→ Written exercise: Render the records from their first line through the line containing "page-title: contactgegevens bbox=[207, 11, 306, 25]", including that line, as a Markdown table with the columns Row and Record line. Give each nonblank line its own row, numbered in order.

→ Material shown:

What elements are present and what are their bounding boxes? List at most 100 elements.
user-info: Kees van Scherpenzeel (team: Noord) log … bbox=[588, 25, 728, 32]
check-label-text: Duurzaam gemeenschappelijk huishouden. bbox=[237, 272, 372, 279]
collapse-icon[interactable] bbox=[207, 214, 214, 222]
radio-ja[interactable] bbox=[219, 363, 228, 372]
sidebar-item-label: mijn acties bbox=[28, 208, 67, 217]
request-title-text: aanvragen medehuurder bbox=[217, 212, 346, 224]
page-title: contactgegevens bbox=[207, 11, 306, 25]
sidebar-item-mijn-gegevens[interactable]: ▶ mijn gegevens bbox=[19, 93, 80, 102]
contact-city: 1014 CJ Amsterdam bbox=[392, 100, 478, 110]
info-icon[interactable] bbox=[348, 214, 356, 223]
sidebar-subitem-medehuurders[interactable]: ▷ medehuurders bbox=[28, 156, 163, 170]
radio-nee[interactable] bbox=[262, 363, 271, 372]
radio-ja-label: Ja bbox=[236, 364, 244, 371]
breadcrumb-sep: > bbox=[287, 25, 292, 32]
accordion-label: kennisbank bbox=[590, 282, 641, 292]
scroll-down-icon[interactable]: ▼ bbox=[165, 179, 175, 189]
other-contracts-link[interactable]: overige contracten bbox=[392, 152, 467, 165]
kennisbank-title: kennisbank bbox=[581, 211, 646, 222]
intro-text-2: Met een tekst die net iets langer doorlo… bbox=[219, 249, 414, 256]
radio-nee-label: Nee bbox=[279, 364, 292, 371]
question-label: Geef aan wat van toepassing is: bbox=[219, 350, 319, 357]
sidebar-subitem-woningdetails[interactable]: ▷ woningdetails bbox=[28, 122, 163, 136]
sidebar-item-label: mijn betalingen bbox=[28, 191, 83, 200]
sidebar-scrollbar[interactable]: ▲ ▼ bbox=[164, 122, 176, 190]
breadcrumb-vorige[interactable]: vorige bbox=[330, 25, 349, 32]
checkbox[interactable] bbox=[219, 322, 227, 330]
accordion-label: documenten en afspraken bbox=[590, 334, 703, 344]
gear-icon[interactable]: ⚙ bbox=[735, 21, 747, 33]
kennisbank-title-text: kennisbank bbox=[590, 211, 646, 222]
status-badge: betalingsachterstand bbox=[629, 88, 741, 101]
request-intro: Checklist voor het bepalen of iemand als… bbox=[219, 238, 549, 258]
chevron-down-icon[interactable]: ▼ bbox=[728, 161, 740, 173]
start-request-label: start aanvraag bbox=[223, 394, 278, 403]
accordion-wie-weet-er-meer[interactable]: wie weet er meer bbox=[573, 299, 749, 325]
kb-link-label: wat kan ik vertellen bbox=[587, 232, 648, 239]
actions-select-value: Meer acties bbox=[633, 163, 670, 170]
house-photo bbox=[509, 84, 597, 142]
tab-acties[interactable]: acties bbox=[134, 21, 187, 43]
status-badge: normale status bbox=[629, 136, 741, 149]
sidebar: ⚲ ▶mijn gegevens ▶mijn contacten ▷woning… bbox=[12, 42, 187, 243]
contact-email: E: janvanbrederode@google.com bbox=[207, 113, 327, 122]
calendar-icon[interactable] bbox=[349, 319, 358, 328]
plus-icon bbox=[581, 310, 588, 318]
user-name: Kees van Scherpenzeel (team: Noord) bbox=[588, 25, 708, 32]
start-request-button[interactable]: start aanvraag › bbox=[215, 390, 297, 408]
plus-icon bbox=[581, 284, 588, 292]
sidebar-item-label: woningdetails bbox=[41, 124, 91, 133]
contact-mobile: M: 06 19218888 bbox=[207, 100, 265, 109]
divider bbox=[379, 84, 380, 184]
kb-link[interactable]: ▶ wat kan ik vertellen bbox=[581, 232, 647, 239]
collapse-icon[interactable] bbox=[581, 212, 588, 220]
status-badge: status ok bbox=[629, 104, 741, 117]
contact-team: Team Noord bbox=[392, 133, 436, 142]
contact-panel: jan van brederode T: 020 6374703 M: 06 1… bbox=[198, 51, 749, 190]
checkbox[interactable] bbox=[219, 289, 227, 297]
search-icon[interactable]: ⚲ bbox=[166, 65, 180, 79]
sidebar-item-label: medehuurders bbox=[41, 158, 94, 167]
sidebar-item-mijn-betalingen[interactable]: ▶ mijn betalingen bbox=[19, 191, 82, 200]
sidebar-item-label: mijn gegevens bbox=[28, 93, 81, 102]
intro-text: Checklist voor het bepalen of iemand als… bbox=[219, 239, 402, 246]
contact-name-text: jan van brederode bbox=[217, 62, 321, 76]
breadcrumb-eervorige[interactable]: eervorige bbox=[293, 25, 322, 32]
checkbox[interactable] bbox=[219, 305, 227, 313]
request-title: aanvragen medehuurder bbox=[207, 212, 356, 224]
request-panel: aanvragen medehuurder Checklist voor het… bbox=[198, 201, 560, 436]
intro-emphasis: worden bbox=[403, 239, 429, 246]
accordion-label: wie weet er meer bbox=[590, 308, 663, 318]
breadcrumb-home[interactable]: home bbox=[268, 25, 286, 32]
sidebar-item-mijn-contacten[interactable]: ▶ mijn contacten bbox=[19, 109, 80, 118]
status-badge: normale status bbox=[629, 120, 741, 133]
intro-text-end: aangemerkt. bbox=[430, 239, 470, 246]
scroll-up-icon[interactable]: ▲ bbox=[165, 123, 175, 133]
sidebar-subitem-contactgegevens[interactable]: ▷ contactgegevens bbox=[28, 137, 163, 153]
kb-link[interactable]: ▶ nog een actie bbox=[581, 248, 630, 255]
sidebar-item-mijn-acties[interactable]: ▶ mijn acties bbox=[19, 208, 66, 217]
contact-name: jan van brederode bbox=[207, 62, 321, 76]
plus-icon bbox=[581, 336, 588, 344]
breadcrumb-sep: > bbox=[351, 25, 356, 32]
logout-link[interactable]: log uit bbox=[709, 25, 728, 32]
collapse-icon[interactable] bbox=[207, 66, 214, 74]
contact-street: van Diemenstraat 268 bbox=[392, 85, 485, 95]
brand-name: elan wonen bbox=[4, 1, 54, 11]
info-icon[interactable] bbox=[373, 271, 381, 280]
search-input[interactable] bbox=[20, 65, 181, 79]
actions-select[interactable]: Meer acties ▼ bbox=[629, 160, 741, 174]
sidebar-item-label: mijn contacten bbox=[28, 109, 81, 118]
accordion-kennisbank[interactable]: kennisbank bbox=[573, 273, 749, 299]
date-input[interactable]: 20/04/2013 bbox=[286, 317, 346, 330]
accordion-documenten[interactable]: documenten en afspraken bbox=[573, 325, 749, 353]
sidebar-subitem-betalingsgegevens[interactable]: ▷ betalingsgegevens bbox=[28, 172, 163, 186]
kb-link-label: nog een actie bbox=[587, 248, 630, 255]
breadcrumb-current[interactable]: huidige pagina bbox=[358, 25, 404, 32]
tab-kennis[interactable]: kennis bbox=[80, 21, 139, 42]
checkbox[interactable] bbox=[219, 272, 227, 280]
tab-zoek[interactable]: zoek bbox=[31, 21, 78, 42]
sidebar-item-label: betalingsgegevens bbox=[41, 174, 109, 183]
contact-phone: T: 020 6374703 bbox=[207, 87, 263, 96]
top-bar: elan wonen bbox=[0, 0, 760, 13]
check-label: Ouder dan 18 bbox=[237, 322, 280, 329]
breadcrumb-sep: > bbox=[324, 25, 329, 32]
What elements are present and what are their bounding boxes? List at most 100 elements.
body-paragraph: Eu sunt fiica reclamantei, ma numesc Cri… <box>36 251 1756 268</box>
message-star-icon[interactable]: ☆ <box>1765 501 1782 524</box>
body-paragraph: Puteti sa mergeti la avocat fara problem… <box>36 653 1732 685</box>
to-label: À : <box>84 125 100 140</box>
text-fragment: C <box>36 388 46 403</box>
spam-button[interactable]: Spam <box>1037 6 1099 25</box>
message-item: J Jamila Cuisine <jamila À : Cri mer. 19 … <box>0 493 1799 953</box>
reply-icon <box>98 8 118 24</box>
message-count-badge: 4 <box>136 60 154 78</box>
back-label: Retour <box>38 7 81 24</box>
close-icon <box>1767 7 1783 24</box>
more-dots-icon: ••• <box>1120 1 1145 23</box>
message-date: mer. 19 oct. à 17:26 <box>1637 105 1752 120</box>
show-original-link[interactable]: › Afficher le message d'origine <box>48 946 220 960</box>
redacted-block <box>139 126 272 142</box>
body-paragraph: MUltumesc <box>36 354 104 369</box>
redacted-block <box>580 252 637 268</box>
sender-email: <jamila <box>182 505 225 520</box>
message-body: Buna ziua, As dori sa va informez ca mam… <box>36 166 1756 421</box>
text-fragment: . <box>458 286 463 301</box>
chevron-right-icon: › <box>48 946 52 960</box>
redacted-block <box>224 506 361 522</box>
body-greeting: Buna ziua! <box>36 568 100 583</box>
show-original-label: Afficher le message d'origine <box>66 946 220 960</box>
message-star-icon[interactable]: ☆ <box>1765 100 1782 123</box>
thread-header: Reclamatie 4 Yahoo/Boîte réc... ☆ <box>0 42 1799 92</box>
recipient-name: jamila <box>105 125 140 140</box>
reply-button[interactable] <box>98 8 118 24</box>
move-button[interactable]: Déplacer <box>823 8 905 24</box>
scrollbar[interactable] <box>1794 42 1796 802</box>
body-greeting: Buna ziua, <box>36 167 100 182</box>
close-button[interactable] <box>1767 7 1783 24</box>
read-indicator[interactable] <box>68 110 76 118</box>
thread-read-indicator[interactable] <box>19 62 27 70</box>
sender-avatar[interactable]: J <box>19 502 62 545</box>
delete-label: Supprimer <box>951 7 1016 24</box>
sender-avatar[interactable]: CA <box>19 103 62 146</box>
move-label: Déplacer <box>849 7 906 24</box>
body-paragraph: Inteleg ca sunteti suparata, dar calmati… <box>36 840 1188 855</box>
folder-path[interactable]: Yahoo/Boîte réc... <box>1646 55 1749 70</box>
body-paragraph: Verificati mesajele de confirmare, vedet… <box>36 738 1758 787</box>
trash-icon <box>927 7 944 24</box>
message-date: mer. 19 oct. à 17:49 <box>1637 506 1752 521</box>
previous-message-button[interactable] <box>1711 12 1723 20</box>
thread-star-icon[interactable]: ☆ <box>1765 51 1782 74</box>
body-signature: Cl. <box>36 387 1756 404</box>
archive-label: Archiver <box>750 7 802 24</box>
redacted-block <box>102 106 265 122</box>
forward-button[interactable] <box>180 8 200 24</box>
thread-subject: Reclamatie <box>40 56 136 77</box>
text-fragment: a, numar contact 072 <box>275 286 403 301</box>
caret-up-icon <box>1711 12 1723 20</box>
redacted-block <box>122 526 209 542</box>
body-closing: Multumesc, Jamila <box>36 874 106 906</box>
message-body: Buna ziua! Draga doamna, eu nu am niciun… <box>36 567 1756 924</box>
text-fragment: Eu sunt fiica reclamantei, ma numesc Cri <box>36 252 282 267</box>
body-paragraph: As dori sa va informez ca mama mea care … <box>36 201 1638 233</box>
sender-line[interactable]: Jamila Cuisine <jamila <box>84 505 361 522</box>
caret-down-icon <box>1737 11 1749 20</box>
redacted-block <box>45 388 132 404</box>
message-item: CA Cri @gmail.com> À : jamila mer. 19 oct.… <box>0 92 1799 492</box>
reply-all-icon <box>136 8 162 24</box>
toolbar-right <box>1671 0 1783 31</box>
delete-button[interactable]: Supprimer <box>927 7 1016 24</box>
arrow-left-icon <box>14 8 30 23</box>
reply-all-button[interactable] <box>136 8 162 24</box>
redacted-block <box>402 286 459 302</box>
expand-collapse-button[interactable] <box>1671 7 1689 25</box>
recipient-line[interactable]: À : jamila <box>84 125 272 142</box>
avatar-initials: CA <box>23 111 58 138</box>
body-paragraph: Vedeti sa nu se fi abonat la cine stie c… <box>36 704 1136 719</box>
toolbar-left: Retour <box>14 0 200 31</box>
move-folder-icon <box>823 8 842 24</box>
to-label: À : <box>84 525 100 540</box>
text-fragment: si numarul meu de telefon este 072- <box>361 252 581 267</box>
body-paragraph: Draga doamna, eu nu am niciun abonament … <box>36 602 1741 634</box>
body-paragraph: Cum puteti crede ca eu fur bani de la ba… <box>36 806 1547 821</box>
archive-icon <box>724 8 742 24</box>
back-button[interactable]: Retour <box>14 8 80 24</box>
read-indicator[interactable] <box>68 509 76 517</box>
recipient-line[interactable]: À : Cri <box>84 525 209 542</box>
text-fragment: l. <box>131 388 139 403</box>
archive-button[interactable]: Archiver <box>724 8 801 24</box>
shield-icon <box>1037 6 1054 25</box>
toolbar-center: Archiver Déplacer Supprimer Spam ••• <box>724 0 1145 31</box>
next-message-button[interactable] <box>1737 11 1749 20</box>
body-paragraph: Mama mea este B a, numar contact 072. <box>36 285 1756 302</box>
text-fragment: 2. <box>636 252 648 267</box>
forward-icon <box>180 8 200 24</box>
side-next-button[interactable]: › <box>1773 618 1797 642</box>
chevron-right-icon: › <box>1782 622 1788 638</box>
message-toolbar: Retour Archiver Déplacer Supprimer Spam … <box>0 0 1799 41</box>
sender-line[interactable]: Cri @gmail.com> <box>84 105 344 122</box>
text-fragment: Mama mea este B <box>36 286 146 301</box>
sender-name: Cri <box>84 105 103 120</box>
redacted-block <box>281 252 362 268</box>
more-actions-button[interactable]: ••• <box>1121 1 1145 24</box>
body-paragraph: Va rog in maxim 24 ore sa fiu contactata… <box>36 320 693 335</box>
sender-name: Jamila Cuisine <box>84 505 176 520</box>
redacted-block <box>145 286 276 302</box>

→ Response below:
| Row | Record line |
|---|---|
| 1 | What elements are present and what are their bounding boxes? List at most 100 elements. |
| 2 | user-info: Kees van Scherpenzeel (team: Noord) log … bbox=[588, 25, 728, 32] |
| 3 | check-label-text: Duurzaam gemeenschappelijk huishouden. bbox=[237, 272, 372, 279] |
| 4 | collapse-icon[interactable] bbox=[207, 214, 214, 222] |
| 5 | radio-ja[interactable] bbox=[219, 363, 228, 372] |
| 6 | sidebar-item-label: mijn acties bbox=[28, 208, 67, 217] |
| 7 | request-title-text: aanvragen medehuurder bbox=[217, 212, 346, 224] |
| 8 | page-title: contactgegevens bbox=[207, 11, 306, 25] |